Figure collection entries:
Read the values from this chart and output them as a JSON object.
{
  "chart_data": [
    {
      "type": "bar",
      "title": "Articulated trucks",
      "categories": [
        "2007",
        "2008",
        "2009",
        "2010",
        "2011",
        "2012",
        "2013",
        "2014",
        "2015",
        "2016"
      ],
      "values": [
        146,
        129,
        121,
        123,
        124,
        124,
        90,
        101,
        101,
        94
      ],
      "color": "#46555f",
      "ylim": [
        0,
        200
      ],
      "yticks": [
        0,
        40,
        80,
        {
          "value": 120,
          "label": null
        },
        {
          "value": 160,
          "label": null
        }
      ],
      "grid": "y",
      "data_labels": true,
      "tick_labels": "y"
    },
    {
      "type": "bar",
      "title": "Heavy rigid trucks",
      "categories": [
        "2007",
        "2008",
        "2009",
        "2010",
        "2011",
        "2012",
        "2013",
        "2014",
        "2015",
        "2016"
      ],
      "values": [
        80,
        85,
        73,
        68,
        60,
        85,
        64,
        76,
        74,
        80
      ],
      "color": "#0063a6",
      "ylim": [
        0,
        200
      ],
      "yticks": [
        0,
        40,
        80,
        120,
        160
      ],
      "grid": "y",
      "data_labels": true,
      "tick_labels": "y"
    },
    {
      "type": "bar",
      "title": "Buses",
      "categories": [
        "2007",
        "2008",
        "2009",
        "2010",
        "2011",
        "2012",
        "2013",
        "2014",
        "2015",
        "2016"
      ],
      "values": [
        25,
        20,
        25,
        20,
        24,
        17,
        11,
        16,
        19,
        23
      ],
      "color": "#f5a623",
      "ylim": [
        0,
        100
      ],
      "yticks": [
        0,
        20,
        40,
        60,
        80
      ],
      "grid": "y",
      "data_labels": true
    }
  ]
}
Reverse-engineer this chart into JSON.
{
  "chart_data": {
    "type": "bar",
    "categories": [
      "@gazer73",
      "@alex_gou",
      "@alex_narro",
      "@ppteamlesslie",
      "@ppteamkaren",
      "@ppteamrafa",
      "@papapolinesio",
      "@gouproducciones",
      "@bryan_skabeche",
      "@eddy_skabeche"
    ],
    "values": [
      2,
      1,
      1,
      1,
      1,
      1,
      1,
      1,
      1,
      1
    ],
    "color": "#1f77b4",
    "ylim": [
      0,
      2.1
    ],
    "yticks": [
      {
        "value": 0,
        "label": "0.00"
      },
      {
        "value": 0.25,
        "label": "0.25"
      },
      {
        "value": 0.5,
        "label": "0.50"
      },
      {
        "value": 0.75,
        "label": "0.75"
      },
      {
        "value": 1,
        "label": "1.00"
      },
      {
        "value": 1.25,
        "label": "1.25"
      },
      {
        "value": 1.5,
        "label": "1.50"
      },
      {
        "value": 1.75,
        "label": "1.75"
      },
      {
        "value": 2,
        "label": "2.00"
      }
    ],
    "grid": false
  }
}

■ THE EXERCISE:
Within the records, how many lines include "title"? The answer is the number and nothing else.

■ SOLUTION BELOW:
3